Every line below should be copied exactly; drop the pictures.

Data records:
---

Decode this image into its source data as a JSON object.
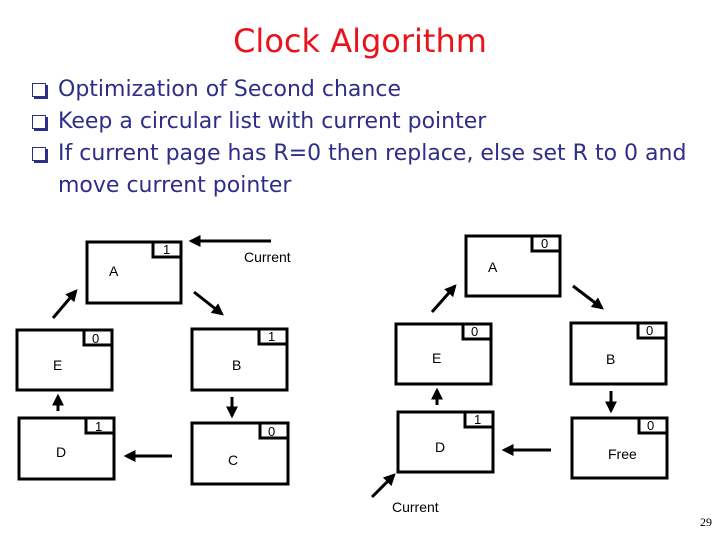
{
  "slide": {
    "title": "Clock Algorithm",
    "bullets": [
      "Optimization of Second chance",
      "Keep a circular list with current pointer",
      "If current page has R=0 then replace, else set R to 0 and move current pointer"
    ],
    "page_number": "29"
  },
  "diagrams": {
    "before": {
      "pages": [
        {
          "label": "A",
          "r_bit": "1"
        },
        {
          "label": "B",
          "r_bit": "1"
        },
        {
          "label": "C",
          "r_bit": "0"
        },
        {
          "label": "D",
          "r_bit": "1"
        },
        {
          "label": "E",
          "r_bit": "0"
        }
      ],
      "pointer_label": "Current",
      "pointer_target": "A"
    },
    "after": {
      "pages": [
        {
          "label": "A",
          "r_bit": "0"
        },
        {
          "label": "B",
          "r_bit": "0"
        },
        {
          "label": "Free",
          "r_bit": "0"
        },
        {
          "label": "D",
          "r_bit": "1"
        },
        {
          "label": "E",
          "r_bit": "0"
        }
      ],
      "pointer_label": "Current",
      "pointer_target": "D"
    }
  }
}
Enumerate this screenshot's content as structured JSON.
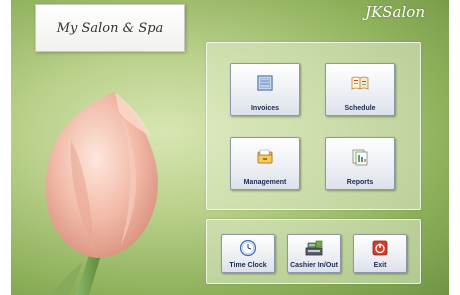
{
  "app": {
    "title": "My Salon & Spa",
    "brand": "JKSalon"
  },
  "main_panel": {
    "buttons": [
      {
        "label": "Invoices",
        "icon": "invoice-icon"
      },
      {
        "label": "Schedule",
        "icon": "schedule-book-icon"
      },
      {
        "label": "Management",
        "icon": "management-folder-icon"
      },
      {
        "label": "Reports",
        "icon": "reports-icon"
      }
    ]
  },
  "bottom_panel": {
    "buttons": [
      {
        "label": "Time Clock",
        "icon": "clock-icon"
      },
      {
        "label": "Cashier In/Out",
        "icon": "cash-register-icon"
      },
      {
        "label": "Exit",
        "icon": "exit-icon"
      }
    ]
  },
  "colors": {
    "background_green": "#a6c275",
    "tulip_pink": "#f0b7a6",
    "button_text": "#1d2b4f",
    "exit_red": "#d93b2b"
  }
}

---

REPLY TO THE EXERCISE:
Decode this image into its source data as a JSON object.
{
  "slide": {
    "title": "Clock Algorithm",
    "bullets": [
      "Optimization of Second chance",
      "Keep a circular list with current pointer",
      "If current page has R=0 then replace, else set R to 0 and move current pointer"
    ],
    "page_number": "29"
  },
  "diagrams": {
    "before": {
      "pages": [
        {
          "label": "A",
          "r_bit": "1"
        },
        {
          "label": "B",
          "r_bit": "1"
        },
        {
          "label": "C",
          "r_bit": "0"
        },
        {
          "label": "D",
          "r_bit": "1"
        },
        {
          "label": "E",
          "r_bit": "0"
        }
      ],
      "pointer_label": "Current",
      "pointer_target": "A"
    },
    "after": {
      "pages": [
        {
          "label": "A",
          "r_bit": "0"
        },
        {
          "label": "B",
          "r_bit": "0"
        },
        {
          "label": "Free",
          "r_bit": "0"
        },
        {
          "label": "D",
          "r_bit": "1"
        },
        {
          "label": "E",
          "r_bit": "0"
        }
      ],
      "pointer_label": "Current",
      "pointer_target": "D"
    }
  }
}
Enumerate this screenshot's content as structured JSON.
{
  "app": {
    "title": "My Salon & Spa",
    "brand": "JKSalon"
  },
  "main_panel": {
    "buttons": [
      {
        "label": "Invoices",
        "icon": "invoice-icon"
      },
      {
        "label": "Schedule",
        "icon": "schedule-book-icon"
      },
      {
        "label": "Management",
        "icon": "management-folder-icon"
      },
      {
        "label": "Reports",
        "icon": "reports-icon"
      }
    ]
  },
  "bottom_panel": {
    "buttons": [
      {
        "label": "Time Clock",
        "icon": "clock-icon"
      },
      {
        "label": "Cashier In/Out",
        "icon": "cash-register-icon"
      },
      {
        "label": "Exit",
        "icon": "exit-icon"
      }
    ]
  },
  "colors": {
    "background_green": "#a6c275",
    "tulip_pink": "#f0b7a6",
    "button_text": "#1d2b4f",
    "exit_red": "#d93b2b"
  }
}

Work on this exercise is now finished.